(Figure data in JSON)

◆ ◆ ◆ ◆

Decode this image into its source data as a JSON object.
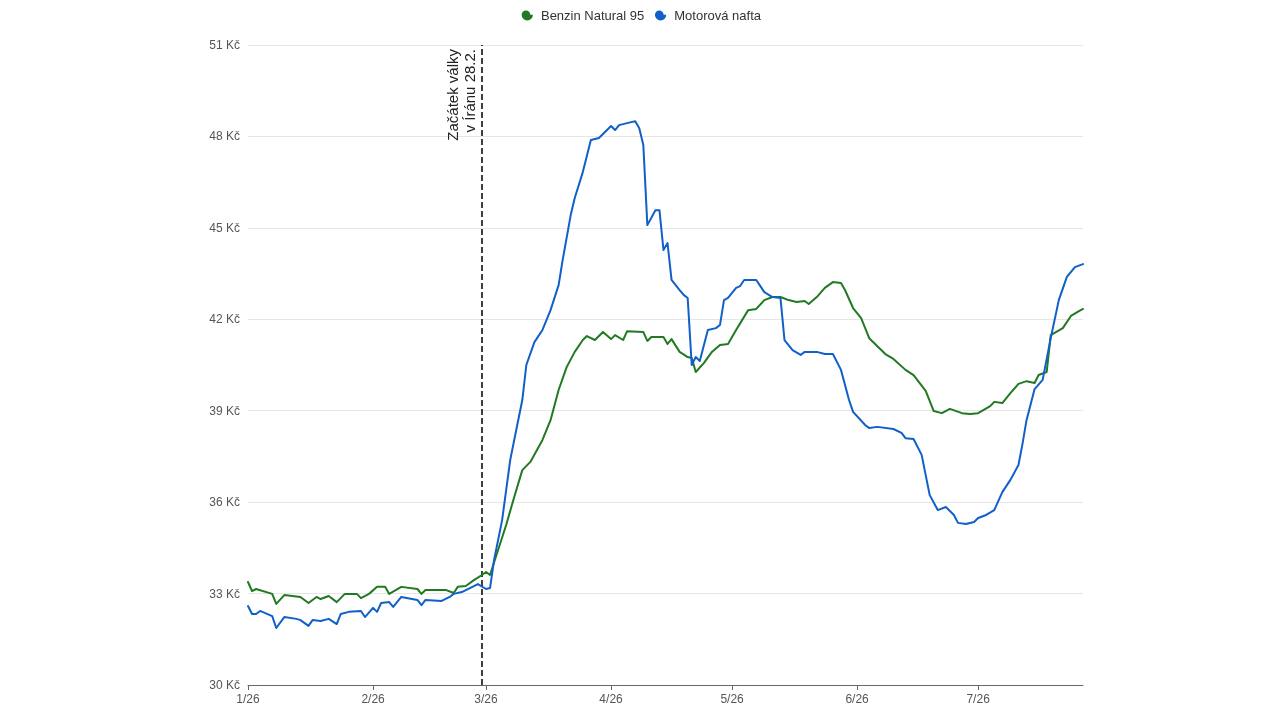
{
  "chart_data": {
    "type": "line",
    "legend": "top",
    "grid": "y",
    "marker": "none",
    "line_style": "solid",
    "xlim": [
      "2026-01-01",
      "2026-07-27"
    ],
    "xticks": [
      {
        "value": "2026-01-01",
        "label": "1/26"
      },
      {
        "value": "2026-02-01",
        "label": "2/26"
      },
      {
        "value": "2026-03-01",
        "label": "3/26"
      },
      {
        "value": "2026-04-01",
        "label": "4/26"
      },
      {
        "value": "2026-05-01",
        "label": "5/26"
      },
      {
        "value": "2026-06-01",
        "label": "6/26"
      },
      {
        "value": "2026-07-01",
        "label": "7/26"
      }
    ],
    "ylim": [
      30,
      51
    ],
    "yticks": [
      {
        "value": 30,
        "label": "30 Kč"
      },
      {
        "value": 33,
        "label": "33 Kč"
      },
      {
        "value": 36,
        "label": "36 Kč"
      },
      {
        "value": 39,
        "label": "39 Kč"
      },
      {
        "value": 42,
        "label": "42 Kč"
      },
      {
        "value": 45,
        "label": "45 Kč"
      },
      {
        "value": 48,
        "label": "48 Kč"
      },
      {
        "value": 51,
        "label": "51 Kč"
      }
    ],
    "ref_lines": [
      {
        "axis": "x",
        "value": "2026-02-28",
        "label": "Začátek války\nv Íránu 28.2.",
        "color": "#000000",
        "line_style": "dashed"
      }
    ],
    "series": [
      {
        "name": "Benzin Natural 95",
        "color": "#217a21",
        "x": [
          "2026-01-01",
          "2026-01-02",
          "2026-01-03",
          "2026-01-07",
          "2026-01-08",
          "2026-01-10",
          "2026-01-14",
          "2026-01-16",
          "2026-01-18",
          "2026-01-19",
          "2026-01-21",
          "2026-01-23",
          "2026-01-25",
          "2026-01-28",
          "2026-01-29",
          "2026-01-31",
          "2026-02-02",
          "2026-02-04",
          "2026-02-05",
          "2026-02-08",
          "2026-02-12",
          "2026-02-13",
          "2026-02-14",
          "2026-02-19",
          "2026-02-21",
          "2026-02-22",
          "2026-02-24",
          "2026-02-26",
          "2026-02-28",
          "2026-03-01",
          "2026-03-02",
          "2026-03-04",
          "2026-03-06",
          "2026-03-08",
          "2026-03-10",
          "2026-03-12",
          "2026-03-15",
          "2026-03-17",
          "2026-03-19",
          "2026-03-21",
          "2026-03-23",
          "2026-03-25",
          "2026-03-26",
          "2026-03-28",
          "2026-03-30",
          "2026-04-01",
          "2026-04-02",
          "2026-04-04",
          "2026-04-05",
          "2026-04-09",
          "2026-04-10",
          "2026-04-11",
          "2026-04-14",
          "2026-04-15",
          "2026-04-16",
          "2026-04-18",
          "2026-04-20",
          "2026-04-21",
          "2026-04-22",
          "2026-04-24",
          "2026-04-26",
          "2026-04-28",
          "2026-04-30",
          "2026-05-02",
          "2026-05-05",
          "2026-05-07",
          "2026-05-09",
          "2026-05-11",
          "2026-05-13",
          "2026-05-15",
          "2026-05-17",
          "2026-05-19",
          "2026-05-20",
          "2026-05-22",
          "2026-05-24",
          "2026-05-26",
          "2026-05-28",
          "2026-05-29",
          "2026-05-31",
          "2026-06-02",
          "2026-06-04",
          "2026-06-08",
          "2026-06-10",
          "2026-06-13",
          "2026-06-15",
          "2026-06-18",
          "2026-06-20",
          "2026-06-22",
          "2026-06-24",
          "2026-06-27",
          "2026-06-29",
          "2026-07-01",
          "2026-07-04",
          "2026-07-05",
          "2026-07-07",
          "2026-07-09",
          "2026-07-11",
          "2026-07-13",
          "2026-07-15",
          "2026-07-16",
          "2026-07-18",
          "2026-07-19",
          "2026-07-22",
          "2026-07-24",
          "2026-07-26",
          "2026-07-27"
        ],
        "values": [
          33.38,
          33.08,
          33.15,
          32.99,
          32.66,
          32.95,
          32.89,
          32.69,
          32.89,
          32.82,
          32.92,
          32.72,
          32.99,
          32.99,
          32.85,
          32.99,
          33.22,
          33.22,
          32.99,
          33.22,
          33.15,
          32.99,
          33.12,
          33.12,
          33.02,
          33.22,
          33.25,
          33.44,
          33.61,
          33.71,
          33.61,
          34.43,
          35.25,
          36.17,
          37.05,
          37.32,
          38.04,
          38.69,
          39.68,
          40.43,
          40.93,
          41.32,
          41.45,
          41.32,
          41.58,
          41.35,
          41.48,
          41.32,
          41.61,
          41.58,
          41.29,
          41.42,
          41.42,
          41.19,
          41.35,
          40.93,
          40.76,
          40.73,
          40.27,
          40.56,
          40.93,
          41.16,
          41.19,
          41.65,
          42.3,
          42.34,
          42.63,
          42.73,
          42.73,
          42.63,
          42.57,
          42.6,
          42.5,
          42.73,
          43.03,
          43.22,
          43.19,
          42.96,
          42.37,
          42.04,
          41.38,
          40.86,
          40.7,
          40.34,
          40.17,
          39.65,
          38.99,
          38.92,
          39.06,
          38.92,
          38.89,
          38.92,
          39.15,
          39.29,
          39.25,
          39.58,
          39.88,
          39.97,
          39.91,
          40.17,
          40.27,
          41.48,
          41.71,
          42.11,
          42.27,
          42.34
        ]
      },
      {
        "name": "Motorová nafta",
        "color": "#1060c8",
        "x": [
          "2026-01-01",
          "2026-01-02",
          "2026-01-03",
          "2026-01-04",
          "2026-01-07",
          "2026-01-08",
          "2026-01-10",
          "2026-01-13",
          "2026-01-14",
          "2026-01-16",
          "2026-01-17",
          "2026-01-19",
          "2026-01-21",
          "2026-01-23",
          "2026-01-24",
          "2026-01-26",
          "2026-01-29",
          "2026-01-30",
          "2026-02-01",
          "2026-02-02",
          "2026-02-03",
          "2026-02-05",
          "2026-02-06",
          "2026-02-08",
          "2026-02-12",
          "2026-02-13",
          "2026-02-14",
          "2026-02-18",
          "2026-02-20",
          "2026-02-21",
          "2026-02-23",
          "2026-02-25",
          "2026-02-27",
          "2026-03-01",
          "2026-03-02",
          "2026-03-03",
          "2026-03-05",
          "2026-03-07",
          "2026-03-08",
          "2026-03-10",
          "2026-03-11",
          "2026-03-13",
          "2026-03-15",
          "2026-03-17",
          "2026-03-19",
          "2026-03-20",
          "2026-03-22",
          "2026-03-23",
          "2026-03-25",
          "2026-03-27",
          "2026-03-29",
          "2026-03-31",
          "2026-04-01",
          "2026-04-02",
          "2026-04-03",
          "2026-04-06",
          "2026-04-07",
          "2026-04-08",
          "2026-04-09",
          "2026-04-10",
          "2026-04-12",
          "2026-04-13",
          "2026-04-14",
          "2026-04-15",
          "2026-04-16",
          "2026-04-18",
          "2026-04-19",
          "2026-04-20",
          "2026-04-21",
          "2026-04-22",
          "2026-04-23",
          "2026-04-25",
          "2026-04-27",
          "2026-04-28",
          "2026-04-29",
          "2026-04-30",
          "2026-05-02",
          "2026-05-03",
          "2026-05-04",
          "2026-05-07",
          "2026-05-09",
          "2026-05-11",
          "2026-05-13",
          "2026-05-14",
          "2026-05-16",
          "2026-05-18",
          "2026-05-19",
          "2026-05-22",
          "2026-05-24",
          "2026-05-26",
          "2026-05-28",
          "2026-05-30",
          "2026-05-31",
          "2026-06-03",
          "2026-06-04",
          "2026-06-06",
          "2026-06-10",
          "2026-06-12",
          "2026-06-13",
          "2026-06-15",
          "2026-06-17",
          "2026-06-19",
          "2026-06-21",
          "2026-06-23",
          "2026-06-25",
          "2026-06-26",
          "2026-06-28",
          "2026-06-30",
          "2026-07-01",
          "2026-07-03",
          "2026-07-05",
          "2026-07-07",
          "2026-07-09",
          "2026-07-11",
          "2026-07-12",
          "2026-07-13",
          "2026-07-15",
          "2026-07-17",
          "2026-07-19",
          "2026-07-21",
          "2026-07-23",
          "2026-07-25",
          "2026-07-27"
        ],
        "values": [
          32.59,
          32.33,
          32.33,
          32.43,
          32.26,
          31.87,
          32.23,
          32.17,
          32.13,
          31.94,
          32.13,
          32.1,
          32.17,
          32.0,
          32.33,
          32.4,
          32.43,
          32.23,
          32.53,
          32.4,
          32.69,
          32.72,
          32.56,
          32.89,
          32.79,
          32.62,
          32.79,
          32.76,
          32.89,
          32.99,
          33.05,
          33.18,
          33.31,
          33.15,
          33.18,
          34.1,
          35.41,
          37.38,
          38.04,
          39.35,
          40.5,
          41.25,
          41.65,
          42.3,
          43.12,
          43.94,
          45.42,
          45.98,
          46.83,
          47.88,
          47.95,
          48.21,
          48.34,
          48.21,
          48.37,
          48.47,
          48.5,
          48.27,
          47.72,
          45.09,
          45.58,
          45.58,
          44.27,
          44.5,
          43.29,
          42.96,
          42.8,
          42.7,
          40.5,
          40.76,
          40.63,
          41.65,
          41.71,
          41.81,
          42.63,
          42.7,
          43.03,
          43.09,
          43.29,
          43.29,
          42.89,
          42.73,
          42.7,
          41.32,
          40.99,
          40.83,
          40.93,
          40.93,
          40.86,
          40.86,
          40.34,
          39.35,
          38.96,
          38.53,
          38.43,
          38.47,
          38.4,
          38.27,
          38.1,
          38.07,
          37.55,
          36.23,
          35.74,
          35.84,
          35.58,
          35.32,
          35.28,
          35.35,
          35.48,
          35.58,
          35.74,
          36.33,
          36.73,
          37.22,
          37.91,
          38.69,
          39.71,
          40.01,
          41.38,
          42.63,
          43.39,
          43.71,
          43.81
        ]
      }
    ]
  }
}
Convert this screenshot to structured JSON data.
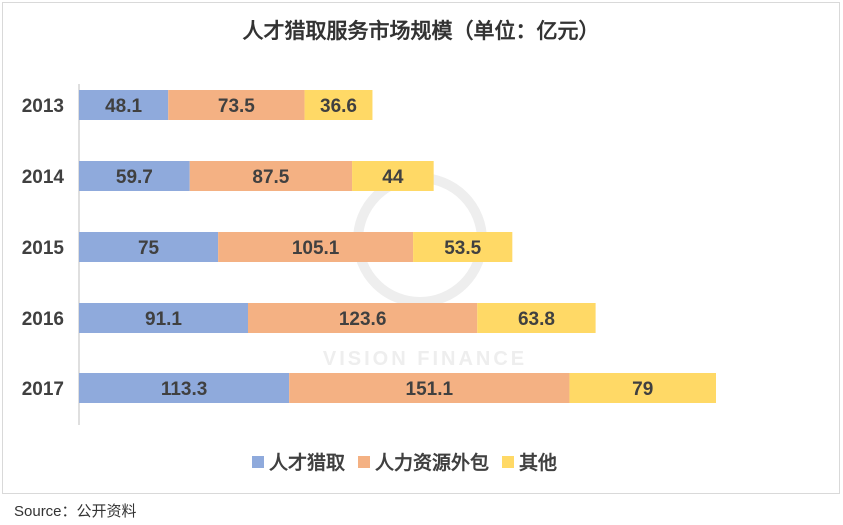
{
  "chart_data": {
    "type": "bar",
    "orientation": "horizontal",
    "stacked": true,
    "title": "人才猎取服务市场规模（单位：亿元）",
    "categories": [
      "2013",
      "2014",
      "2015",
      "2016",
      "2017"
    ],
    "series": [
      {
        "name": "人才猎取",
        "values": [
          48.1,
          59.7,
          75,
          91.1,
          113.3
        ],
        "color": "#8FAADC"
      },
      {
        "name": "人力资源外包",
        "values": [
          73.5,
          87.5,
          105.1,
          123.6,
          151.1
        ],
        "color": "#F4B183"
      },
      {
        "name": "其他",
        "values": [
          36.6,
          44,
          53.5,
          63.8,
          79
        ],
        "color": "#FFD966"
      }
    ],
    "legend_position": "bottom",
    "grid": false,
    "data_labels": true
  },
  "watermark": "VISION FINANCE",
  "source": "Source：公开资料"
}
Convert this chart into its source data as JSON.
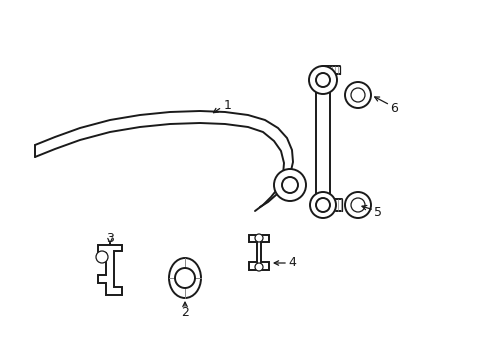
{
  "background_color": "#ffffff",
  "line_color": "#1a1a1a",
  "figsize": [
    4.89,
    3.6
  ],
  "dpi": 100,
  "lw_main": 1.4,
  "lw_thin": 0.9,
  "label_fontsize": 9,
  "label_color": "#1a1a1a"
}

◆ ◆ ◆ ◆

Short problem:
Print exactly the span of lines that begins with the line containing "Convert this chart" and ends with the last line of the listing, with no pictures.

Written response:
Convert this chart into its source data as JSON.
{
  "background_color": "#ffffff",
  "line_color": "#1a1a1a",
  "figsize": [
    4.89,
    3.6
  ],
  "dpi": 100,
  "lw_main": 1.4,
  "lw_thin": 0.9,
  "label_fontsize": 9,
  "label_color": "#1a1a1a"
}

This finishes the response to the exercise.